*Problema proposto*
Atualize as linhas entre a que contém "Patent image size: (842, 705)." e a que contém "The A-shaped protrusions 32 is at (93, 258).", incluindo as duas, trocando "dose setting button" por "dose dial" e deixando todo o resto igual.

*Entradas*

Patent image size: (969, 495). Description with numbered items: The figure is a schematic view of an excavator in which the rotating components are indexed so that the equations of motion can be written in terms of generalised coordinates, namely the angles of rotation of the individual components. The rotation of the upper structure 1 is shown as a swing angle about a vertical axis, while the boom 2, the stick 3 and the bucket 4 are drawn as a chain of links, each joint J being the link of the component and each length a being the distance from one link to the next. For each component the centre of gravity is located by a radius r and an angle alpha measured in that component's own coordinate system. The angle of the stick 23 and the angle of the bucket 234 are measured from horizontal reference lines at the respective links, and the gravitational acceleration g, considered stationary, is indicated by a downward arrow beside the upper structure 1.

...

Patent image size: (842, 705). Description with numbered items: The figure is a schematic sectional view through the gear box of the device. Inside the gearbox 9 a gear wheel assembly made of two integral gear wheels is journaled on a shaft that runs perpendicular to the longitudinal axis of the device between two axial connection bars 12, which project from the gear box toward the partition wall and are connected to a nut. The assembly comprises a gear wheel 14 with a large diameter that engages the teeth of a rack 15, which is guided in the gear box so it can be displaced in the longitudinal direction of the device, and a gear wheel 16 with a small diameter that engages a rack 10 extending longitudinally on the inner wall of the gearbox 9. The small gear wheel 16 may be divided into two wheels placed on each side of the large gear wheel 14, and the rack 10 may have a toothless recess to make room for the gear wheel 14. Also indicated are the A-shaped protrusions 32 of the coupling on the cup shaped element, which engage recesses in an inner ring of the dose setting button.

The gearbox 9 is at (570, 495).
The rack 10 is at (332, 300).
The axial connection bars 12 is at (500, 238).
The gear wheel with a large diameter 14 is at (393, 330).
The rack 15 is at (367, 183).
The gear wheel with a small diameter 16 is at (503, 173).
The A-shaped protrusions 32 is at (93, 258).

*Problema resolvido*
Patent image size: (842, 705). Description with numbered items: The figure is a schematic sectional view through the gear box of the device. Inside the gearbox 9 a gear wheel assembly made of two integral gear wheels is journaled on a shaft that runs perpendicular to the longitudinal axis of the device between two axial connection bars 12, which project from the gear box toward the partition wall and are connected to a nut. The assembly comprises a gear wheel 14 with a large diameter that engages the teeth of a rack 15, which is guided in the gear box so it can be displaced in the longitudinal direction of the device, and a gear wheel 16 with a small diameter that engages a rack 10 extending longitudinally on the inner wall of the gearbox 9. The small gear wheel 16 may be divided into two wheels placed on each side of the large gear wheel 14, and the rack 10 may have a toothless recess to make room for the gear wheel 14. Also indicated are the A-shaped protrusions 32 of the coupling on the cup shaped element, which engage recesses in an inner ring of the dose dial.

The gearbox 9 is at (570, 495).
The rack 10 is at (332, 300).
The axial connection bars 12 is at (500, 238).
The gear wheel with a large diameter 14 is at (393, 330).
The rack 15 is at (367, 183).
The gear wheel with a small diameter 16 is at (503, 173).
The A-shaped protrusions 32 is at (93, 258).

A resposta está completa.